Work required: From the records below, copy every line that contains the word "JSON".

The records:

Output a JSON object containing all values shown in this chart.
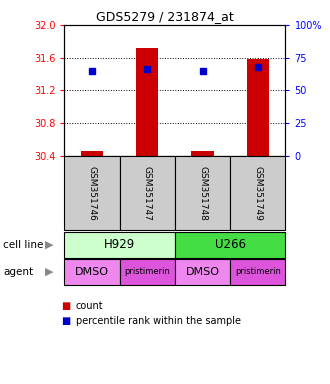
{
  "title": "GDS5279 / 231874_at",
  "samples": [
    "GSM351746",
    "GSM351747",
    "GSM351748",
    "GSM351749"
  ],
  "count_values": [
    30.46,
    31.72,
    30.46,
    31.58
  ],
  "percentile_values": [
    31.44,
    31.46,
    31.44,
    31.48
  ],
  "ymin": 30.4,
  "ymax": 32.0,
  "yticks_left": [
    30.4,
    30.8,
    31.2,
    31.6,
    32.0
  ],
  "yticks_right_pct": [
    0,
    25,
    50,
    75,
    100
  ],
  "cell_line_groups": [
    {
      "label": "H929",
      "cols": [
        0,
        1
      ],
      "color": "#ccffcc"
    },
    {
      "label": "U266",
      "cols": [
        2,
        3
      ],
      "color": "#44dd44"
    }
  ],
  "agent_colors": [
    "#ee88ee",
    "#dd55dd",
    "#ee88ee",
    "#dd55dd"
  ],
  "agent_labels": [
    "DMSO",
    "pristimerin",
    "DMSO",
    "pristimerin"
  ],
  "agent_fontsizes": [
    8,
    6,
    8,
    6
  ],
  "count_color": "#cc0000",
  "percentile_color": "#0000cc",
  "bar_width": 0.4,
  "background_color": "#ffffff",
  "label_cell_line": "cell line",
  "label_agent": "agent",
  "legend_count": "count",
  "legend_percentile": "percentile rank within the sample",
  "sample_box_color": "#cccccc",
  "left_axis_color": "red",
  "right_axis_color": "blue"
}
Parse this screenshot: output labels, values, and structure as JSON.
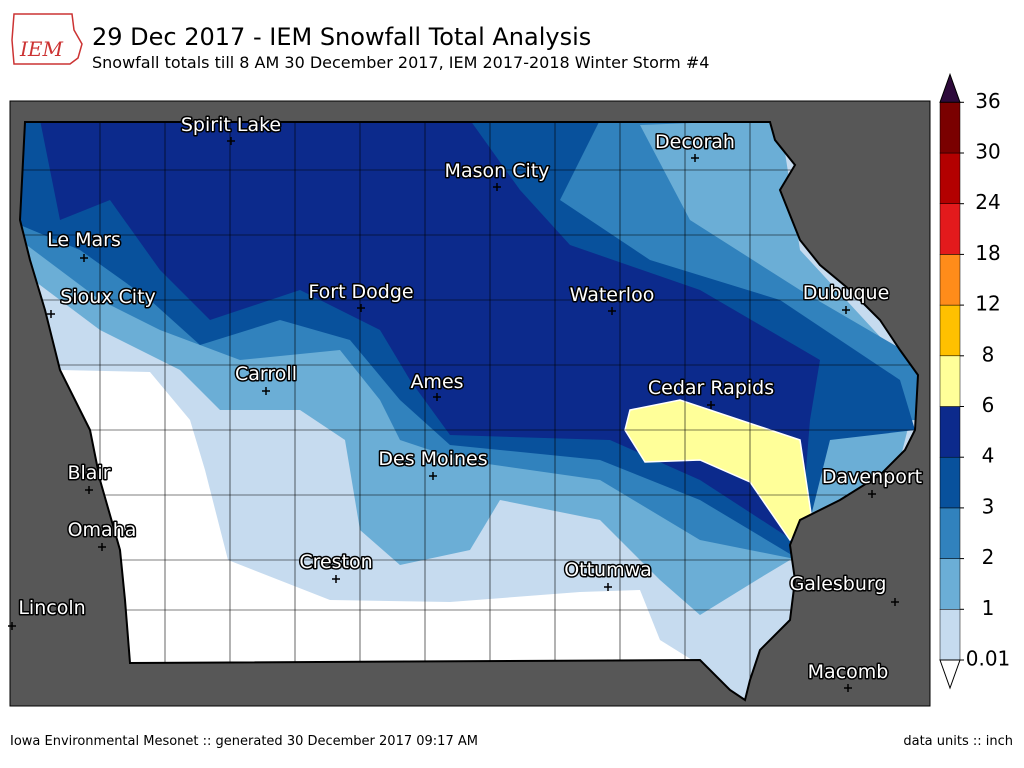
{
  "header": {
    "logo_text": "IEM",
    "title": "29 Dec 2017 - IEM Snowfall Total Analysis",
    "subtitle": "Snowfall totals till 8 AM 30 December 2017, IEM 2017-2018 Winter Storm #4"
  },
  "map": {
    "cities": [
      "Spirit Lake",
      "Mason City",
      "Decorah",
      "Le Mars",
      "Sioux City",
      "Fort Dodge",
      "Waterloo",
      "Dubuque",
      "Carroll",
      "Ames",
      "Cedar Rapids",
      "Des Moines",
      "Blair",
      "Davenport",
      "Omaha",
      "Creston",
      "Ottumwa",
      "Galesburg",
      "Lincoln",
      "Macomb"
    ]
  },
  "colorbar": {
    "ticks": [
      0.01,
      1,
      2,
      3,
      4,
      6,
      8,
      12,
      18,
      24,
      30,
      36
    ],
    "colors": [
      "#c6dbef",
      "#6baed6",
      "#3182bd",
      "#08519c",
      "#0c2a8c",
      "#ffff99",
      "#ffc000",
      "#ff8c1a",
      "#e31a1c",
      "#b30000",
      "#7a0000"
    ],
    "over_color": "#2d0a3b",
    "under_color": "#ffffff"
  },
  "footer": {
    "left": "Iowa Environmental Mesonet :: generated 30 December 2017 09:17 AM",
    "right": "data units :: inch"
  }
}
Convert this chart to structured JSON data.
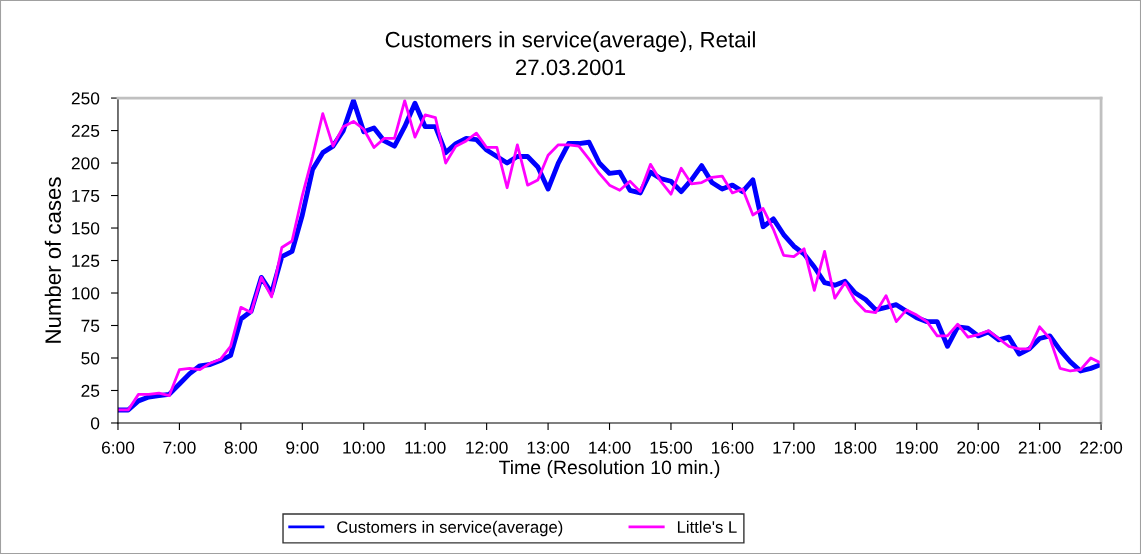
{
  "chart_data": {
    "type": "line",
    "title": "Customers in service(average), Retail",
    "subtitle": "27.03.2001",
    "xlabel": "Time (Resolution 10 min.)",
    "ylabel": "Number of cases",
    "x": [
      6,
      6.1667,
      6.3333,
      6.5,
      6.6667,
      6.8333,
      7,
      7.1667,
      7.3333,
      7.5,
      7.6667,
      7.8333,
      8,
      8.1667,
      8.3333,
      8.5,
      8.6667,
      8.8333,
      9,
      9.1667,
      9.3333,
      9.5,
      9.6667,
      9.8333,
      10,
      10.1667,
      10.3333,
      10.5,
      10.6667,
      10.8333,
      11,
      11.1667,
      11.3333,
      11.5,
      11.6667,
      11.8333,
      12,
      12.1667,
      12.3333,
      12.5,
      12.6667,
      12.8333,
      13,
      13.1667,
      13.3333,
      13.5,
      13.6667,
      13.8333,
      14,
      14.1667,
      14.3333,
      14.5,
      14.6667,
      14.8333,
      15,
      15.1667,
      15.3333,
      15.5,
      15.6667,
      15.8333,
      16,
      16.1667,
      16.3333,
      16.5,
      16.6667,
      16.8333,
      17,
      17.1667,
      17.3333,
      17.5,
      17.6667,
      17.8333,
      18,
      18.1667,
      18.3333,
      18.5,
      18.6667,
      18.8333,
      19,
      19.1667,
      19.3333,
      19.5,
      19.6667,
      19.8333,
      20,
      20.1667,
      20.3333,
      20.5,
      20.6667,
      20.8333,
      21,
      21.1667,
      21.3333,
      21.5,
      21.6667,
      21.8333,
      22
    ],
    "series": [
      {
        "name": "Customers in service(average)",
        "color": "#0000ff",
        "values": [
          10,
          10,
          17,
          20,
          21,
          22,
          30,
          38,
          44,
          45,
          48,
          52,
          80,
          86,
          112,
          100,
          128,
          132,
          160,
          195,
          208,
          213,
          225,
          248,
          224,
          227,
          217,
          213,
          228,
          246,
          228,
          228,
          208,
          215,
          219,
          218,
          210,
          205,
          200,
          205,
          205,
          197,
          180,
          200,
          215,
          215,
          216,
          200,
          192,
          193,
          179,
          177,
          193,
          188,
          186,
          178,
          187,
          198,
          185,
          180,
          183,
          178,
          187,
          151,
          157,
          145,
          136,
          130,
          120,
          108,
          106,
          109,
          100,
          95,
          87,
          89,
          91,
          86,
          81,
          78,
          78,
          59,
          74,
          73,
          67,
          70,
          64,
          66,
          53,
          57,
          65,
          67,
          56,
          47,
          40,
          42,
          45
        ]
      },
      {
        "name": "Little's L",
        "color": "#ff00ff",
        "values": [
          10,
          10,
          22,
          22,
          23,
          21,
          41,
          42,
          41,
          46,
          49,
          59,
          89,
          85,
          112,
          97,
          135,
          140,
          175,
          205,
          238,
          213,
          228,
          232,
          226,
          212,
          219,
          219,
          248,
          220,
          237,
          235,
          200,
          213,
          217,
          223,
          212,
          212,
          181,
          214,
          183,
          187,
          206,
          214,
          214,
          213,
          203,
          192,
          183,
          179,
          186,
          178,
          199,
          186,
          176,
          196,
          184,
          185,
          189,
          190,
          177,
          180,
          160,
          165,
          149,
          129,
          128,
          134,
          102,
          132,
          96,
          108,
          94,
          86,
          85,
          98,
          78,
          87,
          83,
          78,
          67,
          67,
          76,
          66,
          68,
          71,
          65,
          59,
          57,
          57,
          74,
          65,
          42,
          40,
          41,
          50,
          46
        ]
      }
    ],
    "xlim": [
      6,
      22
    ],
    "xticks": [
      {
        "value": 6,
        "label": "6:00"
      },
      {
        "value": 7,
        "label": "7:00"
      },
      {
        "value": 8,
        "label": "8:00"
      },
      {
        "value": 9,
        "label": "9:00"
      },
      {
        "value": 10,
        "label": "10:00"
      },
      {
        "value": 11,
        "label": "11:00"
      },
      {
        "value": 12,
        "label": "12:00"
      },
      {
        "value": 13,
        "label": "13:00"
      },
      {
        "value": 14,
        "label": "14:00"
      },
      {
        "value": 15,
        "label": "15:00"
      },
      {
        "value": 16,
        "label": "16:00"
      },
      {
        "value": 17,
        "label": "17:00"
      },
      {
        "value": 18,
        "label": "18:00"
      },
      {
        "value": 19,
        "label": "19:00"
      },
      {
        "value": 20,
        "label": "20:00"
      },
      {
        "value": 21,
        "label": "21:00"
      },
      {
        "value": 22,
        "label": "22:00"
      }
    ],
    "ylim": [
      0,
      250
    ],
    "yticks": [
      0,
      25,
      50,
      75,
      100,
      125,
      150,
      175,
      200,
      225,
      250
    ],
    "grid": false,
    "legend": "bottom",
    "marker": "none",
    "line_style": "solid"
  }
}
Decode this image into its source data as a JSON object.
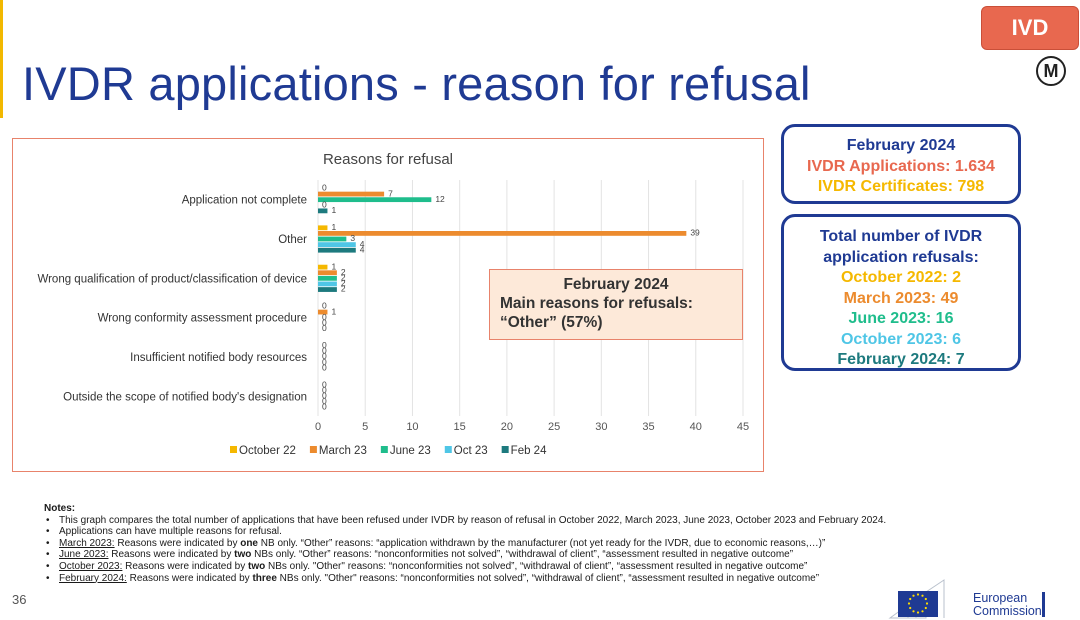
{
  "slide": {
    "title": "IVDR applications - reason for refusal",
    "badge": "IVD",
    "m_icon": "M",
    "page_number": "36"
  },
  "colors": {
    "October 22": "#f5b800",
    "March 23": "#ec8b2e",
    "June 23": "#1fbd8c",
    "Oct 23": "#4fc6e6",
    "Feb 24": "#1d7a7e",
    "title": "#1f3a93",
    "border": "#e8836b"
  },
  "chart_data": {
    "type": "bar",
    "orientation": "horizontal",
    "title": "Reasons for refusal",
    "categories": [
      "Application not complete",
      "Other",
      "Wrong qualification of product/classification of device",
      "Wrong conformity assessment procedure",
      "Insufficient notified body resources",
      "Outside the scope of notified body's designation"
    ],
    "series": [
      {
        "name": "October 22",
        "values": [
          0,
          1,
          1,
          0,
          0,
          0
        ]
      },
      {
        "name": "March 23",
        "values": [
          7,
          39,
          2,
          1,
          0,
          0
        ]
      },
      {
        "name": "June 23",
        "values": [
          12,
          3,
          2,
          0,
          0,
          0
        ]
      },
      {
        "name": "Oct 23",
        "values": [
          0,
          4,
          2,
          0,
          0,
          0
        ]
      },
      {
        "name": "Feb 24",
        "values": [
          1,
          4,
          2,
          0,
          0,
          0
        ]
      }
    ],
    "data_labels": [
      [
        "0",
        "7",
        "12",
        "0",
        "1"
      ],
      [
        "1",
        "39",
        "3",
        "4",
        "4"
      ],
      [
        "1",
        "2",
        "2",
        "2",
        "2"
      ],
      [
        "0",
        "1",
        "0",
        "0",
        "0"
      ],
      [
        "0",
        "0",
        "0",
        "0",
        "0"
      ],
      [
        "0",
        "0",
        "0",
        "0",
        "0"
      ]
    ],
    "xlim": [
      0,
      45
    ],
    "xticks": [
      0,
      5,
      10,
      15,
      20,
      25,
      30,
      35,
      40,
      45
    ],
    "grid": true,
    "legend_position": "bottom",
    "xlabel": "",
    "ylabel": ""
  },
  "annotation": {
    "line1": "February 2024",
    "line2": "Main reasons for refusals:",
    "line3": "“Other” (57%)"
  },
  "summary_box": {
    "heading": "February 2024",
    "applications": "IVDR Applications: 1.634",
    "certificates": "IVDR Certificates: 798",
    "applications_color": "#e8684f",
    "certificates_color": "#f5b800"
  },
  "refusals_box": {
    "heading_line1": "Total number of IVDR",
    "heading_line2": "application refusals:",
    "rows": [
      {
        "text": "October 2022: 2",
        "color": "#f5b800"
      },
      {
        "text": "March 2023: 49",
        "color": "#ec8b2e"
      },
      {
        "text": "June 2023: 16",
        "color": "#1fbd8c"
      },
      {
        "text": "October 2023: 6",
        "color": "#4fc6e6"
      },
      {
        "text": "February 2024: 7",
        "color": "#1d7a7e"
      }
    ]
  },
  "notes": {
    "header": "Notes:",
    "n1": "This graph compares the total number of applications that have been refused under IVDR by reason of refusal in October 2022, March 2023, June 2023, October 2023 and February 2024.",
    "n2": "Applications can have multiple reasons for refusal.",
    "n3_label": "March 2023:",
    "n3_a": " Reasons were indicated by ",
    "n3_b": "one",
    "n3_c": " NB only. “Other” reasons: “application withdrawn by the manufacturer (not yet ready for the IVDR, due to economic reasons,…)”",
    "n4_label": "June 2023:",
    "n4_a": "  Reasons were indicated by ",
    "n4_b": "two",
    "n4_c": " NBs only. “Other” reasons: “nonconformities not solved”, “withdrawal of client”, “assessment resulted in negative outcome”",
    "n5_label": "October 2023:",
    "n5_a": " Reasons were indicated by ",
    "n5_b": "two",
    "n5_c": " NBs only. \"Other\" reasons: “nonconformities not solved”, “withdrawal of client”, “assessment resulted in negative outcome”",
    "n6_label": "February 2024:",
    "n6_a": " Reasons were indicated by ",
    "n6_b": "three",
    "n6_c": " NBs only. \"Other\" reasons: “nonconformities not solved”, “withdrawal of client”, “assessment resulted in negative outcome”"
  },
  "logo": {
    "line1": "European",
    "line2": "Commission"
  }
}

Task response:
Output a JSON object containing all values shown in this chart.
Parse this screenshot: output labels, values, and structure as JSON.
Convert this chart to structured JSON data.
Decode this image into its source data as a JSON object.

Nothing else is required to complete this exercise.